[Extracts from a graphics dataset]
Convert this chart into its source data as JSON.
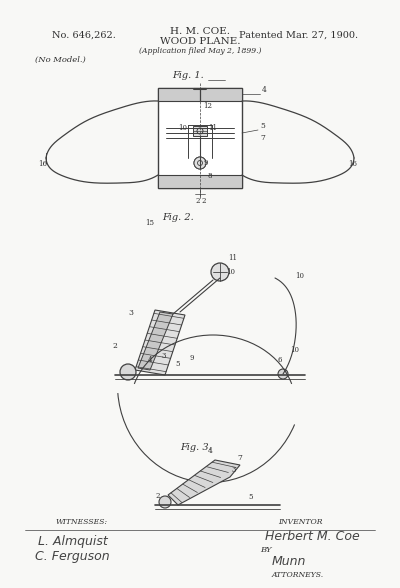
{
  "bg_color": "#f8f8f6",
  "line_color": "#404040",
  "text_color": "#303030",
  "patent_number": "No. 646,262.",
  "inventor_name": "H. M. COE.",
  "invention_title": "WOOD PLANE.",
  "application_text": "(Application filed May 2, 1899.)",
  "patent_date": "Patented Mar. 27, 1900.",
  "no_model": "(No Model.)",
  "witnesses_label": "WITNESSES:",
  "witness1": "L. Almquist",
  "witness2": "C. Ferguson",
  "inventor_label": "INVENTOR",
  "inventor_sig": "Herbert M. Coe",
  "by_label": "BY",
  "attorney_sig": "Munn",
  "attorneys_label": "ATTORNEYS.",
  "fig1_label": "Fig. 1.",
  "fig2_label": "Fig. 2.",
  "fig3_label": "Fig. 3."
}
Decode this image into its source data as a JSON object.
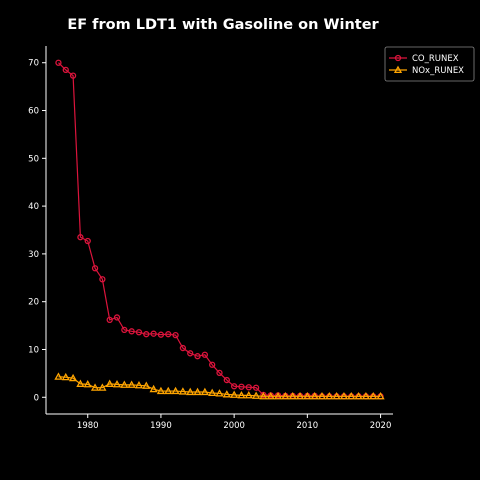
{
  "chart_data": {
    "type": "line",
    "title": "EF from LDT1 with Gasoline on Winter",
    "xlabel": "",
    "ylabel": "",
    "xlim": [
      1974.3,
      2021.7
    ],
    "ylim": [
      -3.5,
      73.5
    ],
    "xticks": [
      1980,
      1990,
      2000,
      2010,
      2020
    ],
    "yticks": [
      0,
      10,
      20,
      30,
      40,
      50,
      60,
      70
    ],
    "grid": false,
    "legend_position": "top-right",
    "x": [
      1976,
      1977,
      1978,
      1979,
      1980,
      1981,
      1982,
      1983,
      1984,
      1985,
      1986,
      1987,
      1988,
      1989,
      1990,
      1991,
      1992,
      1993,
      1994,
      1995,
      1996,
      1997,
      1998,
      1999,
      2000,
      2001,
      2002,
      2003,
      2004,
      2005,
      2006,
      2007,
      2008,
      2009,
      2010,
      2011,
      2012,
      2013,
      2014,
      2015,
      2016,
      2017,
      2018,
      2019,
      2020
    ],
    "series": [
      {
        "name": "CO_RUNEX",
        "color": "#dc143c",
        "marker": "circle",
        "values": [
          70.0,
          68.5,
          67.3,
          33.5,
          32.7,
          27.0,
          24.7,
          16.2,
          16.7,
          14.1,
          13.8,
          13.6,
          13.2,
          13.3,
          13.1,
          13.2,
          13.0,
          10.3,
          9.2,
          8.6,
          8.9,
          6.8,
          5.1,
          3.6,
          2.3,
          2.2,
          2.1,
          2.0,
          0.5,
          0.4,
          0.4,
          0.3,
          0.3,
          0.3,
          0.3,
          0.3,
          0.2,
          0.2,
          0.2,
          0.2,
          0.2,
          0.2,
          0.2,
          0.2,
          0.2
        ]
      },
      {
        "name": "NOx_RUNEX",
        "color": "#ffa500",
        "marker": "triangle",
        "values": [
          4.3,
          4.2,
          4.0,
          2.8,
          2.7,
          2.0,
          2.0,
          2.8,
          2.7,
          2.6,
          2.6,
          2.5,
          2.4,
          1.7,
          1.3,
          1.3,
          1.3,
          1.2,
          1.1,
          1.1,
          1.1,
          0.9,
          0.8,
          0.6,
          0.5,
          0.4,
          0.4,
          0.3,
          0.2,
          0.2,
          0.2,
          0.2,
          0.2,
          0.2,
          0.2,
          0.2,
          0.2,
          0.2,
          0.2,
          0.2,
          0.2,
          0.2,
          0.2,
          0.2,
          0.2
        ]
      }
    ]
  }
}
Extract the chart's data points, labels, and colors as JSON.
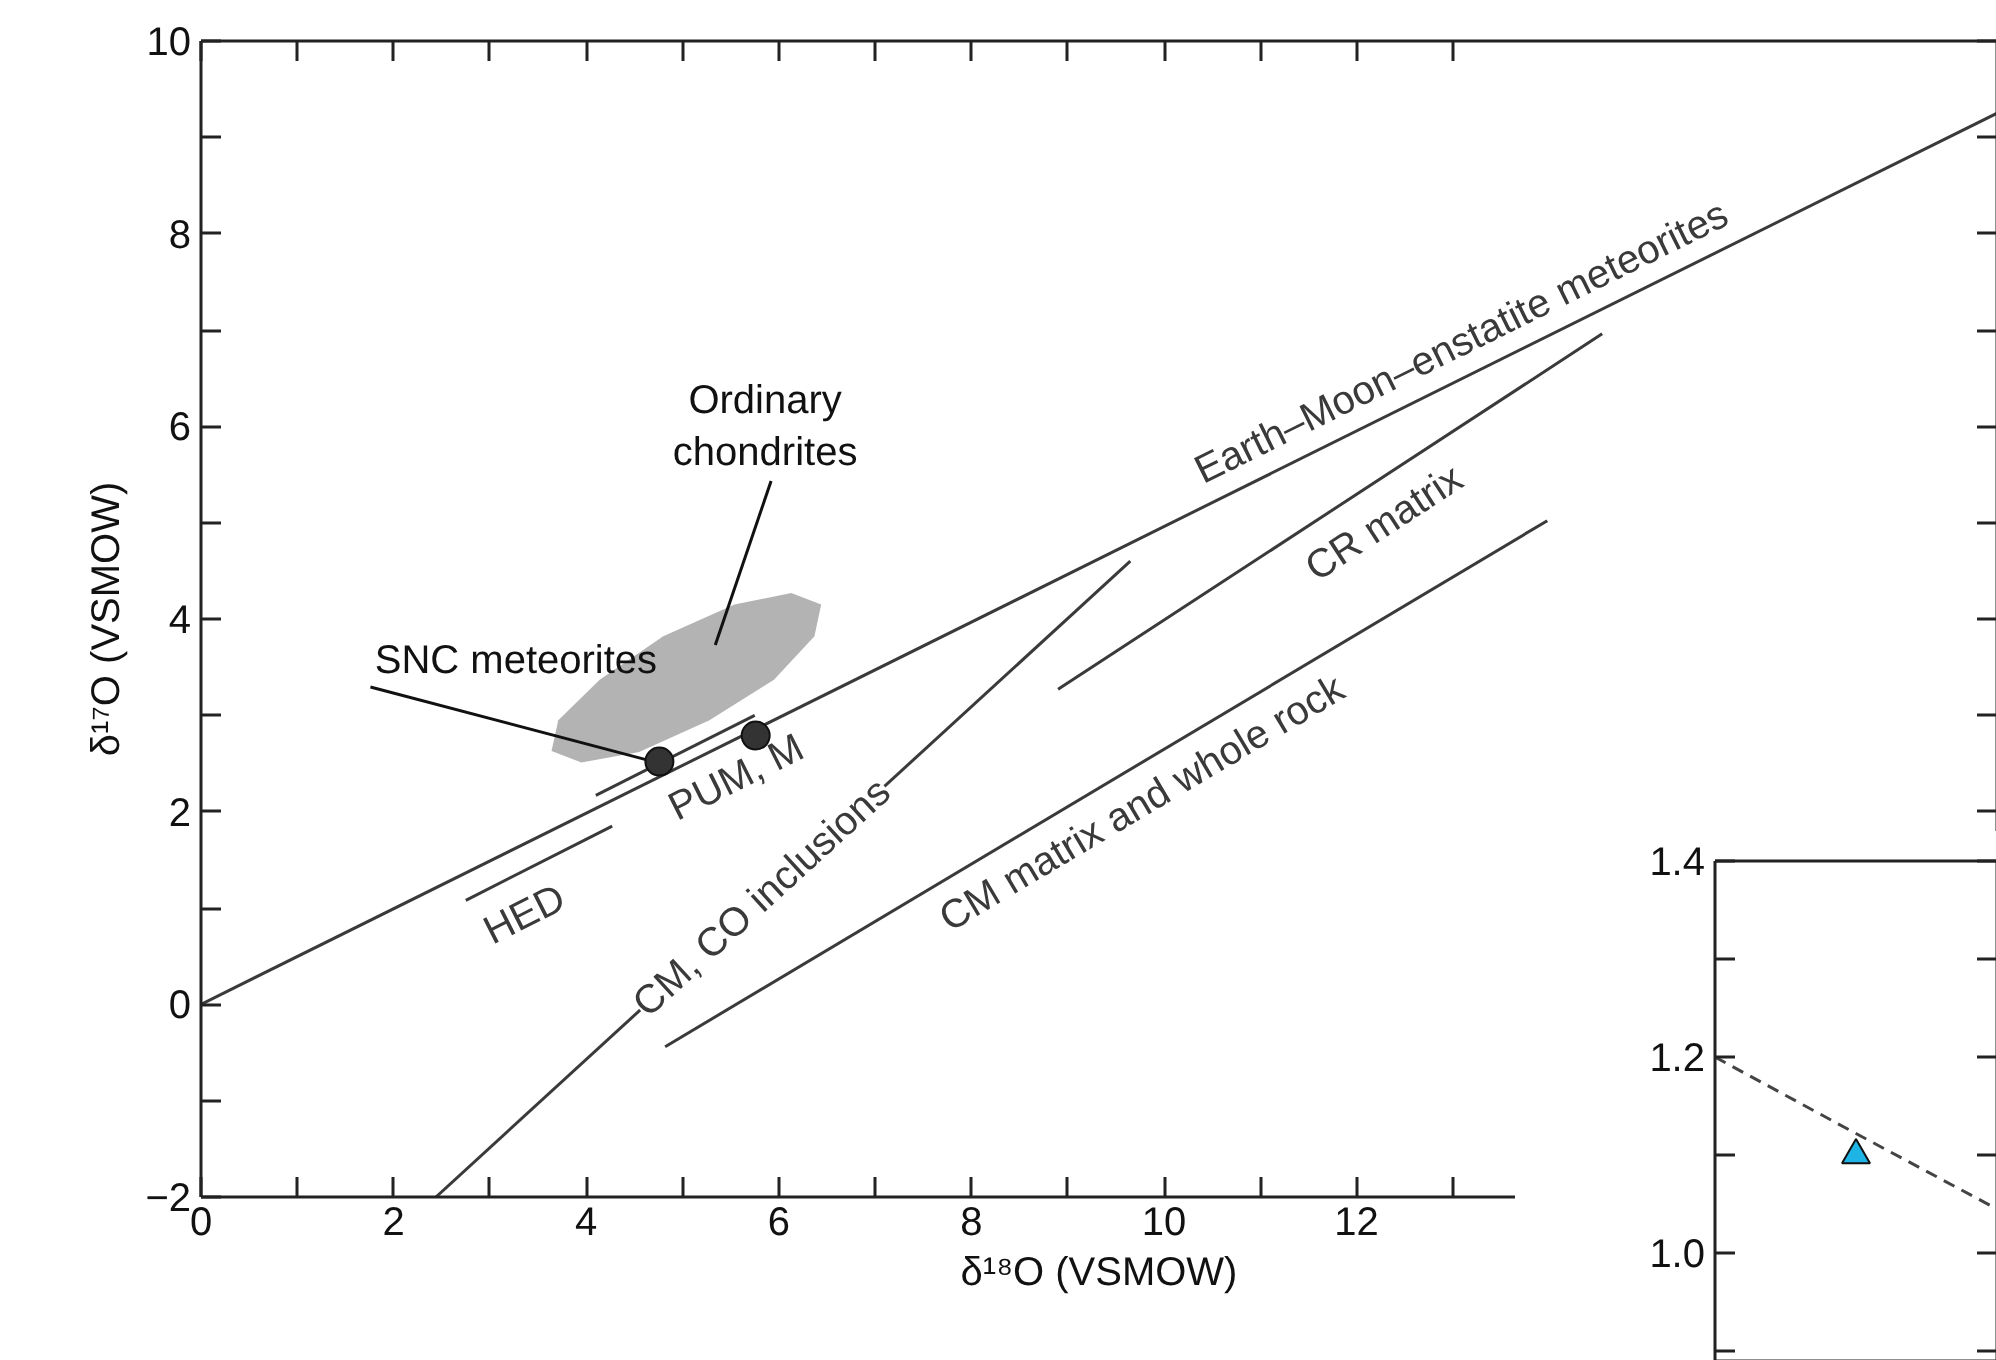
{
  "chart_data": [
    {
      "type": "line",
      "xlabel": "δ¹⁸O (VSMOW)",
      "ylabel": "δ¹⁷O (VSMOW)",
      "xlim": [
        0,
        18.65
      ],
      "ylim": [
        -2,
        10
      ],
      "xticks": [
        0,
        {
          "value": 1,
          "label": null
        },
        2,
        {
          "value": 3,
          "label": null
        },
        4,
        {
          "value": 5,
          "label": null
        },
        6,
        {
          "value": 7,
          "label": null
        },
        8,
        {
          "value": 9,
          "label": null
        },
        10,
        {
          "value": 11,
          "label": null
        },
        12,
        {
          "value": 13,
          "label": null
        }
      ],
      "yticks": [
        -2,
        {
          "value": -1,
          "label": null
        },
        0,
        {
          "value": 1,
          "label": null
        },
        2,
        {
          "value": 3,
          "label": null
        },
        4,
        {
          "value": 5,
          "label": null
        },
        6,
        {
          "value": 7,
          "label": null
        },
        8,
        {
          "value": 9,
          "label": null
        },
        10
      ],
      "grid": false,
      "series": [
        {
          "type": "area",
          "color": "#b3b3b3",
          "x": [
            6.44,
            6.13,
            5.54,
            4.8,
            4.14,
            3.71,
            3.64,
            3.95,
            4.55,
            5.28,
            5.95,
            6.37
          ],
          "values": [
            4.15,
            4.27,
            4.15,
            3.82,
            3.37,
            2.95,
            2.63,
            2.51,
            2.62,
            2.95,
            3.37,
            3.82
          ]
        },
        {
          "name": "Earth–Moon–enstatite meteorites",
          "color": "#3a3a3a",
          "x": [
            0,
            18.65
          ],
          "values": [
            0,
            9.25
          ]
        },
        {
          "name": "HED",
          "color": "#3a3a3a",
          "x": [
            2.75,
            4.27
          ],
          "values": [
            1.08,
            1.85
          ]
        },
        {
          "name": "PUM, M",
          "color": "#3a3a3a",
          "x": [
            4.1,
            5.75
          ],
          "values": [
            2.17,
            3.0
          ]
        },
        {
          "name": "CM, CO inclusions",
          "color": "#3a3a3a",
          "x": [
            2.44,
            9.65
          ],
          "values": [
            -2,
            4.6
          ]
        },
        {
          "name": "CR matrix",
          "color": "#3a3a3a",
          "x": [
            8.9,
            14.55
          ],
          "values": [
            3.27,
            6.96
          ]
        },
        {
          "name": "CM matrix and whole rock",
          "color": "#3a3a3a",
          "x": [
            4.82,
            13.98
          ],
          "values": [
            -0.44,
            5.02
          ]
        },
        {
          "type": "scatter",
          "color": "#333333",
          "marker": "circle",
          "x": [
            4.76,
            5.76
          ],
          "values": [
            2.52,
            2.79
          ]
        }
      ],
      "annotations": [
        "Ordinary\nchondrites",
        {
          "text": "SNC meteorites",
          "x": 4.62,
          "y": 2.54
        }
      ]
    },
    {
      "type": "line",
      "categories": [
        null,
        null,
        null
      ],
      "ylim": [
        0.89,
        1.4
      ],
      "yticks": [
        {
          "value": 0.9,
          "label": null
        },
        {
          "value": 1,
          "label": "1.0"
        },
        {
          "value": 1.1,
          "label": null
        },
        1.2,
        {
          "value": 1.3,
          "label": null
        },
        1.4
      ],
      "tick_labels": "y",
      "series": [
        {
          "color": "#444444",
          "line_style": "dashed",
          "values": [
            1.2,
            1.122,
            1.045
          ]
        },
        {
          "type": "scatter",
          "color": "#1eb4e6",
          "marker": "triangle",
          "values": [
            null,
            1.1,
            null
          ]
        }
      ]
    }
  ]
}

» **Short exercise**: Omit any images, then output the listing exactly.

» **Solved exercise**:
Convert this chart into its source data as JSON.
{
  "bg_color": "#f8f8f6",
  "line_color": "#404040",
  "text_color": "#303030",
  "patent_number": "No. 646,262.",
  "inventor_name": "H. M. COE.",
  "invention_title": "WOOD PLANE.",
  "application_text": "(Application filed May 2, 1899.)",
  "patent_date": "Patented Mar. 27, 1900.",
  "no_model": "(No Model.)",
  "witnesses_label": "WITNESSES:",
  "witness1": "L. Almquist",
  "witness2": "C. Ferguson",
  "inventor_label": "INVENTOR",
  "inventor_sig": "Herbert M. Coe",
  "by_label": "BY",
  "attorney_sig": "Munn",
  "attorneys_label": "ATTORNEYS.",
  "fig1_label": "Fig. 1.",
  "fig2_label": "Fig. 2.",
  "fig3_label": "Fig. 3."
}
Decode this image into its source data as a JSON object.
{
  "chart_data": {
    "type": "line",
    "title": "EF from LDT1 with Gasoline on Winter",
    "xlabel": "",
    "ylabel": "",
    "xlim": [
      1974.3,
      2021.7
    ],
    "ylim": [
      -3.5,
      73.5
    ],
    "xticks": [
      1980,
      1990,
      2000,
      2010,
      2020
    ],
    "yticks": [
      0,
      10,
      20,
      30,
      40,
      50,
      60,
      70
    ],
    "grid": false,
    "legend_position": "top-right",
    "x": [
      1976,
      1977,
      1978,
      1979,
      1980,
      1981,
      1982,
      1983,
      1984,
      1985,
      1986,
      1987,
      1988,
      1989,
      1990,
      1991,
      1992,
      1993,
      1994,
      1995,
      1996,
      1997,
      1998,
      1999,
      2000,
      2001,
      2002,
      2003,
      2004,
      2005,
      2006,
      2007,
      2008,
      2009,
      2010,
      2011,
      2012,
      2013,
      2014,
      2015,
      2016,
      2017,
      2018,
      2019,
      2020
    ],
    "series": [
      {
        "name": "CO_RUNEX",
        "color": "#dc143c",
        "marker": "circle",
        "values": [
          70.0,
          68.5,
          67.3,
          33.5,
          32.7,
          27.0,
          24.7,
          16.2,
          16.7,
          14.1,
          13.8,
          13.6,
          13.2,
          13.3,
          13.1,
          13.2,
          13.0,
          10.3,
          9.2,
          8.6,
          8.9,
          6.8,
          5.1,
          3.6,
          2.3,
          2.2,
          2.1,
          2.0,
          0.5,
          0.4,
          0.4,
          0.3,
          0.3,
          0.3,
          0.3,
          0.3,
          0.2,
          0.2,
          0.2,
          0.2,
          0.2,
          0.2,
          0.2,
          0.2,
          0.2
        ]
      },
      {
        "name": "NOx_RUNEX",
        "color": "#ffa500",
        "marker": "triangle",
        "values": [
          4.3,
          4.2,
          4.0,
          2.8,
          2.7,
          2.0,
          2.0,
          2.8,
          2.7,
          2.6,
          2.6,
          2.5,
          2.4,
          1.7,
          1.3,
          1.3,
          1.3,
          1.2,
          1.1,
          1.1,
          1.1,
          0.9,
          0.8,
          0.6,
          0.5,
          0.4,
          0.4,
          0.3,
          0.2,
          0.2,
          0.2,
          0.2,
          0.2,
          0.2,
          0.2,
          0.2,
          0.2,
          0.2,
          0.2,
          0.2,
          0.2,
          0.2,
          0.2,
          0.2,
          0.2
        ]
      }
    ]
  }
}
Extract the chart's data points, labels, and colors as JSON.
{
  "chart_data": [
    {
      "type": "line",
      "xlabel": "δ¹⁸O (VSMOW)",
      "ylabel": "δ¹⁷O (VSMOW)",
      "xlim": [
        0,
        18.65
      ],
      "ylim": [
        -2,
        10
      ],
      "xticks": [
        0,
        {
          "value": 1,
          "label": null
        },
        2,
        {
          "value": 3,
          "label": null
        },
        4,
        {
          "value": 5,
          "label": null
        },
        6,
        {
          "value": 7,
          "label": null
        },
        8,
        {
          "value": 9,
          "label": null
        },
        10,
        {
          "value": 11,
          "label": null
        },
        12,
        {
          "value": 13,
          "label": null
        }
      ],
      "yticks": [
        -2,
        {
          "value": -1,
          "label": null
        },
        0,
        {
          "value": 1,
          "label": null
        },
        2,
        {
          "value": 3,
          "label": null
        },
        4,
        {
          "value": 5,
          "label": null
        },
        6,
        {
          "value": 7,
          "label": null
        },
        8,
        {
          "value": 9,
          "label": null
        },
        10
      ],
      "grid": false,
      "series": [
        {
          "type": "area",
          "color": "#b3b3b3",
          "x": [
            6.44,
            6.13,
            5.54,
            4.8,
            4.14,
            3.71,
            3.64,
            3.95,
            4.55,
            5.28,
            5.95,
            6.37
          ],
          "values": [
            4.15,
            4.27,
            4.15,
            3.82,
            3.37,
            2.95,
            2.63,
            2.51,
            2.62,
            2.95,
            3.37,
            3.82
          ]
        },
        {
          "name": "Earth–Moon–enstatite meteorites",
          "color": "#3a3a3a",
          "x": [
            0,
            18.65
          ],
          "values": [
            0,
            9.25
          ]
        },
        {
          "name": "HED",
          "color": "#3a3a3a",
          "x": [
            2.75,
            4.27
          ],
          "values": [
            1.08,
            1.85
          ]
        },
        {
          "name": "PUM, M",
          "color": "#3a3a3a",
          "x": [
            4.1,
            5.75
          ],
          "values": [
            2.17,
            3.0
          ]
        },
        {
          "name": "CM, CO inclusions",
          "color": "#3a3a3a",
          "x": [
            2.44,
            9.65
          ],
          "values": [
            -2,
            4.6
          ]
        },
        {
          "name": "CR matrix",
          "color": "#3a3a3a",
          "x": [
            8.9,
            14.55
          ],
          "values": [
            3.27,
            6.96
          ]
        },
        {
          "name": "CM matrix and whole rock",
          "color": "#3a3a3a",
          "x": [
            4.82,
            13.98
          ],
          "values": [
            -0.44,
            5.02
          ]
        },
        {
          "type": "scatter",
          "color": "#333333",
          "marker": "circle",
          "x": [
            4.76,
            5.76
          ],
          "values": [
            2.52,
            2.79
          ]
        }
      ],
      "annotations": [
        "Ordinary\nchondrites",
        {
          "text": "SNC meteorites",
          "x": 4.62,
          "y": 2.54
        }
      ]
    },
    {
      "type": "line",
      "categories": [
        null,
        null,
        null
      ],
      "ylim": [
        0.89,
        1.4
      ],
      "yticks": [
        {
          "value": 0.9,
          "label": null
        },
        {
          "value": 1,
          "label": "1.0"
        },
        {
          "value": 1.1,
          "label": null
        },
        1.2,
        {
          "value": 1.3,
          "label": null
        },
        1.4
      ],
      "tick_labels": "y",
      "series": [
        {
          "color": "#444444",
          "line_style": "dashed",
          "values": [
            1.2,
            1.122,
            1.045
          ]
        },
        {
          "type": "scatter",
          "color": "#1eb4e6",
          "marker": "triangle",
          "values": [
            null,
            1.1,
            null
          ]
        }
      ]
    }
  ]
}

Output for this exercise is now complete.